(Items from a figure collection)
══════════
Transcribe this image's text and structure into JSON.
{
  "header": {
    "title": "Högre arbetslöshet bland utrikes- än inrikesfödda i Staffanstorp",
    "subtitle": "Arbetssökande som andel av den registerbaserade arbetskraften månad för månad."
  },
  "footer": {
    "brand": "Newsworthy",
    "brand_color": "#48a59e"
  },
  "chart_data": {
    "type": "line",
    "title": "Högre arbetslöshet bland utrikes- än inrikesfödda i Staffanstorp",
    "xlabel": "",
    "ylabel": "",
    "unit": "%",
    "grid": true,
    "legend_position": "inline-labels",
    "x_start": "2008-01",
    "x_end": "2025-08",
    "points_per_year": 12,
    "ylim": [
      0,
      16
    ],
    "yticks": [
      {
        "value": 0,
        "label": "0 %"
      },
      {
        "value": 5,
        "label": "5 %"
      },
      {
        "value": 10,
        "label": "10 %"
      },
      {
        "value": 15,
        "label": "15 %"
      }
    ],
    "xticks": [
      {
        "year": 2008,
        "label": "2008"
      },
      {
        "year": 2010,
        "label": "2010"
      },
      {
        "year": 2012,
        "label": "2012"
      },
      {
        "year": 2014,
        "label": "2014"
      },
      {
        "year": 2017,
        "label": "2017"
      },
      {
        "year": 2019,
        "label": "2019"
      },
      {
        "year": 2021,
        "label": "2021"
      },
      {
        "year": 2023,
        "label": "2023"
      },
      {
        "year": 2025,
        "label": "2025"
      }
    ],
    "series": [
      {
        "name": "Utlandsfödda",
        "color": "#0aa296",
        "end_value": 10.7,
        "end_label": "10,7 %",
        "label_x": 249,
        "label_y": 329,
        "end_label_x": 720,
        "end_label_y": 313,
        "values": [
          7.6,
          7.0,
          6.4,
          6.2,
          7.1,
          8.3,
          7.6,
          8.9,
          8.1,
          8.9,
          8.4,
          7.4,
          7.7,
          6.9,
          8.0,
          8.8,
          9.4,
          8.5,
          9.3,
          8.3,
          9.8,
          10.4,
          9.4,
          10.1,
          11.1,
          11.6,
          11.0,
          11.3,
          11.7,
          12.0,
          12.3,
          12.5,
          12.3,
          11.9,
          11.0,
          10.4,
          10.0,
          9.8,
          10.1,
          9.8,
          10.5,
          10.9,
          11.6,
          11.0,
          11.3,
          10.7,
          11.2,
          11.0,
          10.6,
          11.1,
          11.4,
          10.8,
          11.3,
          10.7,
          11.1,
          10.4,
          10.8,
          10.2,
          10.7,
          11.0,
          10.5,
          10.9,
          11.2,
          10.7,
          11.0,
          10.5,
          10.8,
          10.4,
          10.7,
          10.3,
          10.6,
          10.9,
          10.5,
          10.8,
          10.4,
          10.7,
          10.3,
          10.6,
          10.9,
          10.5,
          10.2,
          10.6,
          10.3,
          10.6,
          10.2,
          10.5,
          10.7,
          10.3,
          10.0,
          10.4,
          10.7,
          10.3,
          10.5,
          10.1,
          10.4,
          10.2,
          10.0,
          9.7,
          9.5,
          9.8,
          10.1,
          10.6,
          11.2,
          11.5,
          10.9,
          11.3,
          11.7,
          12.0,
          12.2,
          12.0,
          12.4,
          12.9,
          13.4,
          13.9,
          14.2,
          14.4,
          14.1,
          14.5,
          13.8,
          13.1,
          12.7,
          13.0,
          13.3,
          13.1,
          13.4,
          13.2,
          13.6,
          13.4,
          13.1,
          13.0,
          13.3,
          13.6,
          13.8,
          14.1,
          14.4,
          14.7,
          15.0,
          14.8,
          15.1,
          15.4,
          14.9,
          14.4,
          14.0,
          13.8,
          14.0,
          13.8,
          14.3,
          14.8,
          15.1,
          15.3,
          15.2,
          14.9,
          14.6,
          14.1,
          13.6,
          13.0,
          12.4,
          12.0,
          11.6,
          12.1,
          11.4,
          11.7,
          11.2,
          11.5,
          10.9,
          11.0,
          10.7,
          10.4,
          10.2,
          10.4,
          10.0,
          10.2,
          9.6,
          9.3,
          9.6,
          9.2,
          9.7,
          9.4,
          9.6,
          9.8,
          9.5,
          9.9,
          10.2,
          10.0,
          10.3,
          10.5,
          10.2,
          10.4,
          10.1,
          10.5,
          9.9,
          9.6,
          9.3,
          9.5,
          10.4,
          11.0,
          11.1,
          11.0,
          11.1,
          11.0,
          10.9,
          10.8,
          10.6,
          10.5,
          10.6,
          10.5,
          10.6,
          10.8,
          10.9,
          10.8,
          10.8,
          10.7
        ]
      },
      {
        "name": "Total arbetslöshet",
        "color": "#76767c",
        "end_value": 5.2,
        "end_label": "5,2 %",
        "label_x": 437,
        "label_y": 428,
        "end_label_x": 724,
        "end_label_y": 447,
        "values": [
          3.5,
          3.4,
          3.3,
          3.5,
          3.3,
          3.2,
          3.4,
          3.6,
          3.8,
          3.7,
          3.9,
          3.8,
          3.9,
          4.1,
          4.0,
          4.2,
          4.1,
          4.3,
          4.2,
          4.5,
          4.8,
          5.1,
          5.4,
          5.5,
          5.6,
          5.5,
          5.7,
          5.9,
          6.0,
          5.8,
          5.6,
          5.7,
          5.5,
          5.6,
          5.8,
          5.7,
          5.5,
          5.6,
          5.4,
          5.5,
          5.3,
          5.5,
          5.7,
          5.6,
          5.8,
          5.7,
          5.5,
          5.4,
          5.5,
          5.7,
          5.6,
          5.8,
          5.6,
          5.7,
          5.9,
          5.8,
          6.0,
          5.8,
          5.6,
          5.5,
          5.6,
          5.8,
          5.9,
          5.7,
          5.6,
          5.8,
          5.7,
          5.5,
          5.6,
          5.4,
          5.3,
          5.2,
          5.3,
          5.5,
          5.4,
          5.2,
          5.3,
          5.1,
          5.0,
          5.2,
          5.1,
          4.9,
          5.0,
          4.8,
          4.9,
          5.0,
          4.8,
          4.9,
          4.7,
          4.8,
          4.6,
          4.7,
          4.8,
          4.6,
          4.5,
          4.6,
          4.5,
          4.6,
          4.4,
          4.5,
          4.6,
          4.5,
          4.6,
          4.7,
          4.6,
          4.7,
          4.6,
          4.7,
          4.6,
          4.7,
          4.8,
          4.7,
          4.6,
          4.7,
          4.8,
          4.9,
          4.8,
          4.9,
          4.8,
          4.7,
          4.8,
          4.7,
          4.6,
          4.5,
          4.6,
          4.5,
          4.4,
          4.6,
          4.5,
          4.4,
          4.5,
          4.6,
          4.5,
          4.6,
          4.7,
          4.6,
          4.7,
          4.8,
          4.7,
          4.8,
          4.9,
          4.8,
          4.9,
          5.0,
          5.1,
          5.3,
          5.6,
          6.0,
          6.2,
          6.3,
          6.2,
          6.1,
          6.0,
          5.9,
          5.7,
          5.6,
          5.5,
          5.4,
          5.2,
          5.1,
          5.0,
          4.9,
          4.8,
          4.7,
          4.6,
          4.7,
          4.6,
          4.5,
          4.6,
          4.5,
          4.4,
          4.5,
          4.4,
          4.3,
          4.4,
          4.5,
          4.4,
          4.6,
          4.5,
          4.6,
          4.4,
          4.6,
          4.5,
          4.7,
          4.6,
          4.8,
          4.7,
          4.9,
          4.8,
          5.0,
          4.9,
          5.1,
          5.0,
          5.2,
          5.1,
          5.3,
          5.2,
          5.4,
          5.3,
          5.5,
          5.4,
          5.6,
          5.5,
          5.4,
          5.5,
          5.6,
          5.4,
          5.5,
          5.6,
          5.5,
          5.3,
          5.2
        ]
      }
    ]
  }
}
══════════
# Aim
The whole listing above needs to be written out again exactly.

# Output below
Transcribe this image's text and structure into JSON.
{
  "header": {
    "title": "Högre arbetslöshet bland utrikes- än inrikesfödda i Staffanstorp",
    "subtitle": "Arbetssökande som andel av den registerbaserade arbetskraften månad för månad."
  },
  "footer": {
    "brand": "Newsworthy",
    "brand_color": "#48a59e"
  },
  "chart_data": {
    "type": "line",
    "title": "Högre arbetslöshet bland utrikes- än inrikesfödda i Staffanstorp",
    "xlabel": "",
    "ylabel": "",
    "unit": "%",
    "grid": true,
    "legend_position": "inline-labels",
    "x_start": "2008-01",
    "x_end": "2025-08",
    "points_per_year": 12,
    "ylim": [
      0,
      16
    ],
    "yticks": [
      {
        "value": 0,
        "label": "0 %"
      },
      {
        "value": 5,
        "label": "5 %"
      },
      {
        "value": 10,
        "label": "10 %"
      },
      {
        "value": 15,
        "label": "15 %"
      }
    ],
    "xticks": [
      {
        "year": 2008,
        "label": "2008"
      },
      {
        "year": 2010,
        "label": "2010"
      },
      {
        "year": 2012,
        "label": "2012"
      },
      {
        "year": 2014,
        "label": "2014"
      },
      {
        "year": 2017,
        "label": "2017"
      },
      {
        "year": 2019,
        "label": "2019"
      },
      {
        "year": 2021,
        "label": "2021"
      },
      {
        "year": 2023,
        "label": "2023"
      },
      {
        "year": 2025,
        "label": "2025"
      }
    ],
    "series": [
      {
        "name": "Utlandsfödda",
        "color": "#0aa296",
        "end_value": 10.7,
        "end_label": "10,7 %",
        "label_x": 249,
        "label_y": 329,
        "end_label_x": 720,
        "end_label_y": 313,
        "values": [
          7.6,
          7.0,
          6.4,
          6.2,
          7.1,
          8.3,
          7.6,
          8.9,
          8.1,
          8.9,
          8.4,
          7.4,
          7.7,
          6.9,
          8.0,
          8.8,
          9.4,
          8.5,
          9.3,
          8.3,
          9.8,
          10.4,
          9.4,
          10.1,
          11.1,
          11.6,
          11.0,
          11.3,
          11.7,
          12.0,
          12.3,
          12.5,
          12.3,
          11.9,
          11.0,
          10.4,
          10.0,
          9.8,
          10.1,
          9.8,
          10.5,
          10.9,
          11.6,
          11.0,
          11.3,
          10.7,
          11.2,
          11.0,
          10.6,
          11.1,
          11.4,
          10.8,
          11.3,
          10.7,
          11.1,
          10.4,
          10.8,
          10.2,
          10.7,
          11.0,
          10.5,
          10.9,
          11.2,
          10.7,
          11.0,
          10.5,
          10.8,
          10.4,
          10.7,
          10.3,
          10.6,
          10.9,
          10.5,
          10.8,
          10.4,
          10.7,
          10.3,
          10.6,
          10.9,
          10.5,
          10.2,
          10.6,
          10.3,
          10.6,
          10.2,
          10.5,
          10.7,
          10.3,
          10.0,
          10.4,
          10.7,
          10.3,
          10.5,
          10.1,
          10.4,
          10.2,
          10.0,
          9.7,
          9.5,
          9.8,
          10.1,
          10.6,
          11.2,
          11.5,
          10.9,
          11.3,
          11.7,
          12.0,
          12.2,
          12.0,
          12.4,
          12.9,
          13.4,
          13.9,
          14.2,
          14.4,
          14.1,
          14.5,
          13.8,
          13.1,
          12.7,
          13.0,
          13.3,
          13.1,
          13.4,
          13.2,
          13.6,
          13.4,
          13.1,
          13.0,
          13.3,
          13.6,
          13.8,
          14.1,
          14.4,
          14.7,
          15.0,
          14.8,
          15.1,
          15.4,
          14.9,
          14.4,
          14.0,
          13.8,
          14.0,
          13.8,
          14.3,
          14.8,
          15.1,
          15.3,
          15.2,
          14.9,
          14.6,
          14.1,
          13.6,
          13.0,
          12.4,
          12.0,
          11.6,
          12.1,
          11.4,
          11.7,
          11.2,
          11.5,
          10.9,
          11.0,
          10.7,
          10.4,
          10.2,
          10.4,
          10.0,
          10.2,
          9.6,
          9.3,
          9.6,
          9.2,
          9.7,
          9.4,
          9.6,
          9.8,
          9.5,
          9.9,
          10.2,
          10.0,
          10.3,
          10.5,
          10.2,
          10.4,
          10.1,
          10.5,
          9.9,
          9.6,
          9.3,
          9.5,
          10.4,
          11.0,
          11.1,
          11.0,
          11.1,
          11.0,
          10.9,
          10.8,
          10.6,
          10.5,
          10.6,
          10.5,
          10.6,
          10.8,
          10.9,
          10.8,
          10.8,
          10.7
        ]
      },
      {
        "name": "Total arbetslöshet",
        "color": "#76767c",
        "end_value": 5.2,
        "end_label": "5,2 %",
        "label_x": 437,
        "label_y": 428,
        "end_label_x": 724,
        "end_label_y": 447,
        "values": [
          3.5,
          3.4,
          3.3,
          3.5,
          3.3,
          3.2,
          3.4,
          3.6,
          3.8,
          3.7,
          3.9,
          3.8,
          3.9,
          4.1,
          4.0,
          4.2,
          4.1,
          4.3,
          4.2,
          4.5,
          4.8,
          5.1,
          5.4,
          5.5,
          5.6,
          5.5,
          5.7,
          5.9,
          6.0,
          5.8,
          5.6,
          5.7,
          5.5,
          5.6,
          5.8,
          5.7,
          5.5,
          5.6,
          5.4,
          5.5,
          5.3,
          5.5,
          5.7,
          5.6,
          5.8,
          5.7,
          5.5,
          5.4,
          5.5,
          5.7,
          5.6,
          5.8,
          5.6,
          5.7,
          5.9,
          5.8,
          6.0,
          5.8,
          5.6,
          5.5,
          5.6,
          5.8,
          5.9,
          5.7,
          5.6,
          5.8,
          5.7,
          5.5,
          5.6,
          5.4,
          5.3,
          5.2,
          5.3,
          5.5,
          5.4,
          5.2,
          5.3,
          5.1,
          5.0,
          5.2,
          5.1,
          4.9,
          5.0,
          4.8,
          4.9,
          5.0,
          4.8,
          4.9,
          4.7,
          4.8,
          4.6,
          4.7,
          4.8,
          4.6,
          4.5,
          4.6,
          4.5,
          4.6,
          4.4,
          4.5,
          4.6,
          4.5,
          4.6,
          4.7,
          4.6,
          4.7,
          4.6,
          4.7,
          4.6,
          4.7,
          4.8,
          4.7,
          4.6,
          4.7,
          4.8,
          4.9,
          4.8,
          4.9,
          4.8,
          4.7,
          4.8,
          4.7,
          4.6,
          4.5,
          4.6,
          4.5,
          4.4,
          4.6,
          4.5,
          4.4,
          4.5,
          4.6,
          4.5,
          4.6,
          4.7,
          4.6,
          4.7,
          4.8,
          4.7,
          4.8,
          4.9,
          4.8,
          4.9,
          5.0,
          5.1,
          5.3,
          5.6,
          6.0,
          6.2,
          6.3,
          6.2,
          6.1,
          6.0,
          5.9,
          5.7,
          5.6,
          5.5,
          5.4,
          5.2,
          5.1,
          5.0,
          4.9,
          4.8,
          4.7,
          4.6,
          4.7,
          4.6,
          4.5,
          4.6,
          4.5,
          4.4,
          4.5,
          4.4,
          4.3,
          4.4,
          4.5,
          4.4,
          4.6,
          4.5,
          4.6,
          4.4,
          4.6,
          4.5,
          4.7,
          4.6,
          4.8,
          4.7,
          4.9,
          4.8,
          5.0,
          4.9,
          5.1,
          5.0,
          5.2,
          5.1,
          5.3,
          5.2,
          5.4,
          5.3,
          5.5,
          5.4,
          5.6,
          5.5,
          5.4,
          5.5,
          5.6,
          5.4,
          5.5,
          5.6,
          5.5,
          5.3,
          5.2
        ]
      }
    ]
  }
}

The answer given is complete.